▶ [Prompt] Every record must be repeated exactly, with no omission.

▶ [Data for the task]
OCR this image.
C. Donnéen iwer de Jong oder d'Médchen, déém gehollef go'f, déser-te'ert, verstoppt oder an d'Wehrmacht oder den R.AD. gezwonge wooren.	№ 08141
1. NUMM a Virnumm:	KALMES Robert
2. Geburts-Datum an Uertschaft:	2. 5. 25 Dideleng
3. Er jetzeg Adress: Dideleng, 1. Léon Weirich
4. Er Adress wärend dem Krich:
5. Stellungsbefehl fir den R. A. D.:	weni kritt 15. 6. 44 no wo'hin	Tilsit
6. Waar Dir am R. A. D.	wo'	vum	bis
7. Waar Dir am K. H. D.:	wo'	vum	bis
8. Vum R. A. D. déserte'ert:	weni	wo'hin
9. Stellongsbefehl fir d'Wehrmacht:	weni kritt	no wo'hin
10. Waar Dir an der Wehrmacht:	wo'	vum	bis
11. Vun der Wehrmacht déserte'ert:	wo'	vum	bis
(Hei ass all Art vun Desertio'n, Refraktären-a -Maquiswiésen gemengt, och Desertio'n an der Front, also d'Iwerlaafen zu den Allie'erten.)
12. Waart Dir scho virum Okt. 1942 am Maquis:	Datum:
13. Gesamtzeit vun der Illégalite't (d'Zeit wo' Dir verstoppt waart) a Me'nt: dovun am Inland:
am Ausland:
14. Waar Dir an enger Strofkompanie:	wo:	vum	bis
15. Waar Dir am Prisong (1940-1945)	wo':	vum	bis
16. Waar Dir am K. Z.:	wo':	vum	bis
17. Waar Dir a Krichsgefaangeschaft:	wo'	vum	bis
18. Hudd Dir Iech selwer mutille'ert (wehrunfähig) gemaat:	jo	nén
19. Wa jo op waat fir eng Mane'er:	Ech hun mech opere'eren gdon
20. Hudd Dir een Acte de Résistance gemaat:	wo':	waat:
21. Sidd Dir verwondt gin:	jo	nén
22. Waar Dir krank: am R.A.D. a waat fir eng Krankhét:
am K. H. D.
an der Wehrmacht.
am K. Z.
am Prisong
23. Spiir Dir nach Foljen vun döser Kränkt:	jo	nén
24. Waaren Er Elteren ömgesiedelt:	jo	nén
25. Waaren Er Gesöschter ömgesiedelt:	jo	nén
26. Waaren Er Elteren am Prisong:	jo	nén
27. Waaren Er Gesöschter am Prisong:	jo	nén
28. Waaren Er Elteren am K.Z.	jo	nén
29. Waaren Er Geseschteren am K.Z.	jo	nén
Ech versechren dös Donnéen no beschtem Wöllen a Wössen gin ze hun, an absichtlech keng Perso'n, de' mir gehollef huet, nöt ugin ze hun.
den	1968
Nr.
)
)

▶ [Output of the task]
OCR this image.
C. Donnéen iwer de Jong oder d'Médchen, déém gehollef go'f, déser-te'ert, verstoppt oder an d'Wehrmacht oder den R.AD. gezwonge wooren.	№ 08141
1. NUMM a Virnumm:	KALMES Robert
2. Geburts-Datum an Uertschaft:	2. 5. 25 Dideleng
3. Er jetzeg Adress: Dideleng, 1. Léon Weirich
4. Er Adress wärend dem Krich:
5. Stellungsbefehl fir den R. A. D.:	weni kritt 15. 6. 44 no wo'hin	Tilsit
6. Waar Dir am R. A. D.	wo'	vum	bis
7. Waar Dir am K. H. D.:	wo'	vum	bis
8. Vum R. A. D. déserte'ert:	weni	wo'hin
9. Stellongsbefehl fir d'Wehrmacht:	weni kritt	no wo'hin
10. Waar Dir an der Wehrmacht:	wo'	vum	bis
11. Vun der Wehrmacht déserte'ert:	wo'	vum	bis
(Hei ass all Art vun Desertio'n, Refraktären-a -Maquiswiésen gemengt, och Desertio'n an der Front, also d'Iwerlaafen zu den Allie'erten.)
12. Waart Dir scho virum Okt. 1942 am Maquis:	Datum:
13. Gesamtzeit vun der Illégalite't (d'Zeit wo' Dir verstoppt waart) a Me'nt: dovun am Inland:
am Ausland:
14. Waar Dir an enger Strofkompanie:	wo:	vum	bis
15. Waar Dir am Prisong (1940-1945)	wo':	vum	bis
16. Waar Dir am K. Z.:	wo':	vum	bis
17. Waar Dir a Krichsgefaangeschaft:	wo'	vum	bis
18. Hudd Dir Iech selwer mutille'ert (wehrunfähig) gemaat:	jo	nén
19. Wa jo op waat fir eng Mane'er:	Ech hun mech opere'eren gdon
20. Hudd Dir een Acte de Résistance gemaat:	wo':	waat:
21. Sidd Dir verwondt gin:	jo	nén
22. Waar Dir krank: am R.A.D. a waat fir eng Krankhét:
am K. H. D.
an der Wehrmacht.
am K. Z.
am Prisong
23. Spiir Dir nach Foljen vun döser Kränkt:	jo	nén
24. Waaren Er Elteren ömgesiedelt:	jo	nén
25. Waaren Er Gesöschter ömgesiedelt:	jo	nén
26. Waaren Er Elteren am Prisong:	jo	nén
27. Waaren Er Gesöschter am Prisong:	jo	nén
28. Waaren Er Elteren am K.Z.	jo	nén
29. Waaren Er Geseschteren am K.Z.	jo	nén
Ech versechren dös Donnéen no beschtem Wöllen a Wössen gin ze hun, an absichtlech keng Perso'n, de' mir gehollef huet, nöt ugin ze hun.
den	1968
Nr.
)
)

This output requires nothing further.